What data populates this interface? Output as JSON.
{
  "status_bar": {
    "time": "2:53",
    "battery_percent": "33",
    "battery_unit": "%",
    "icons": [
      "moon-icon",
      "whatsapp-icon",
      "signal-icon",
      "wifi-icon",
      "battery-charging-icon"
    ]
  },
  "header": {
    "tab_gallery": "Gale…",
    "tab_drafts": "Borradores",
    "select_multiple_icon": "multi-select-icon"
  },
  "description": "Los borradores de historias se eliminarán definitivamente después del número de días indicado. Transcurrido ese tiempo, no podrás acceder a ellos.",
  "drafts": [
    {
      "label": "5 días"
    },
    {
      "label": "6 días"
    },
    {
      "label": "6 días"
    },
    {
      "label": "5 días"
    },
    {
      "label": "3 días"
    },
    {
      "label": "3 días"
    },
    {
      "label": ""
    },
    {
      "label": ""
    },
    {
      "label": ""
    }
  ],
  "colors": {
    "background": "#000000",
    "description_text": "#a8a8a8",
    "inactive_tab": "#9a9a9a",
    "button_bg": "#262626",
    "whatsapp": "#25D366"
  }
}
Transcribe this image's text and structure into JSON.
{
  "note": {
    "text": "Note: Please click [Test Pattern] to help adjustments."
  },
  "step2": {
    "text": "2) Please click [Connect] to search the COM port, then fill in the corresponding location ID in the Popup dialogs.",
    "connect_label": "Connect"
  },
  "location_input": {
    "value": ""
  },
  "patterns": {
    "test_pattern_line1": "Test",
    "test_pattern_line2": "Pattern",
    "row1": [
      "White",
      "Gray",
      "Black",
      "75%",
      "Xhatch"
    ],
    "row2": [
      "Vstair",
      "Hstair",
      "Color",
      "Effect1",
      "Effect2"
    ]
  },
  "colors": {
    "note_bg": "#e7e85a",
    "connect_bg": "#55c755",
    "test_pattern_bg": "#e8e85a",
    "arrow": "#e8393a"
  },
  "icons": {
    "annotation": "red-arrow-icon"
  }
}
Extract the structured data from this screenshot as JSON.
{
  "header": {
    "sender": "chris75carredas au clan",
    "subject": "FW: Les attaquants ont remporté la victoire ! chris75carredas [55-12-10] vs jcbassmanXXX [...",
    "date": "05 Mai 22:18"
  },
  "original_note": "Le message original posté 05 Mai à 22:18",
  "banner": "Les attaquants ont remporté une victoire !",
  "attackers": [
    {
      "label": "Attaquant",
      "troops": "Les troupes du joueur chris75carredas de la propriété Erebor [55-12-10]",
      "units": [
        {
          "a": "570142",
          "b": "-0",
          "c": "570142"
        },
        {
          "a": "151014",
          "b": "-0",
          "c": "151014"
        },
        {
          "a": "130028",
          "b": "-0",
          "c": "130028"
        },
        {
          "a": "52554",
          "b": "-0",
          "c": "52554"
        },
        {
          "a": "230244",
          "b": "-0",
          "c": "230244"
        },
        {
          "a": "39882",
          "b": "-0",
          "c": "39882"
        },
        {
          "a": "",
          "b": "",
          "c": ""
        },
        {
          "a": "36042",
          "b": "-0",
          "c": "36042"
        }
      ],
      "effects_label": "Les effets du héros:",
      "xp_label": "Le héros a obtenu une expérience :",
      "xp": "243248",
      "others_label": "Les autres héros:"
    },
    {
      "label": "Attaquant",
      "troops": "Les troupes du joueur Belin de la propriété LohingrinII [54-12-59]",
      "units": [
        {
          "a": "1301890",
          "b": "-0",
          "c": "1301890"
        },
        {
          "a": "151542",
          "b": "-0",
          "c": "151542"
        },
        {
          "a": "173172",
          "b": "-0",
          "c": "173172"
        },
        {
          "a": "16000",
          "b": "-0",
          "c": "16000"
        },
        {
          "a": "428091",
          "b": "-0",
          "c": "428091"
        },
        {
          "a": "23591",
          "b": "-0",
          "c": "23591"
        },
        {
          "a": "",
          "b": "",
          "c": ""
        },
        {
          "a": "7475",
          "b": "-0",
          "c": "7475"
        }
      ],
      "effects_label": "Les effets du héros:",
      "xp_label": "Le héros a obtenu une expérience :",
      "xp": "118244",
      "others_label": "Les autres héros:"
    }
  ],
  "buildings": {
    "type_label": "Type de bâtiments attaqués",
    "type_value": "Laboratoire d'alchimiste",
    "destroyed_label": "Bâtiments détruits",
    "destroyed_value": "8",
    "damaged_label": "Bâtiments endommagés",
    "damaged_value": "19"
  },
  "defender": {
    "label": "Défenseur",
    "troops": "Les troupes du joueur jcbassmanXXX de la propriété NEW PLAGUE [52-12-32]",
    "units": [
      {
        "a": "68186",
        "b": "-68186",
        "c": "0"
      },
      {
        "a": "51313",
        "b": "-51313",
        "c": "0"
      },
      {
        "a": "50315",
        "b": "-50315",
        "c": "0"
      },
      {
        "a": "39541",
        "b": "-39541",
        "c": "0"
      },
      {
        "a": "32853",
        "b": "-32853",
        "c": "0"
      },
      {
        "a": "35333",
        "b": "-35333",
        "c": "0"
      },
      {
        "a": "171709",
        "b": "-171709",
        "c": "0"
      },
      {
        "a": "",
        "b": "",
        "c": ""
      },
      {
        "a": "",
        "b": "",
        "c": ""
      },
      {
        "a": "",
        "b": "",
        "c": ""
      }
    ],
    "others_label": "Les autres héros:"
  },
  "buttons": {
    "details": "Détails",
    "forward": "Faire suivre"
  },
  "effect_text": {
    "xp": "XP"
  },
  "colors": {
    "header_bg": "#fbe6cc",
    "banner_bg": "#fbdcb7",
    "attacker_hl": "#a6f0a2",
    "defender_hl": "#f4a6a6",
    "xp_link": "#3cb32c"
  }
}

**THE TASK**: Gather all lines of the records that include the word "data".

**SOLUTION TO THIS TASK**:
What data populates this interface? Output as JSON.
Extract the structured data from this screenshot as JSON.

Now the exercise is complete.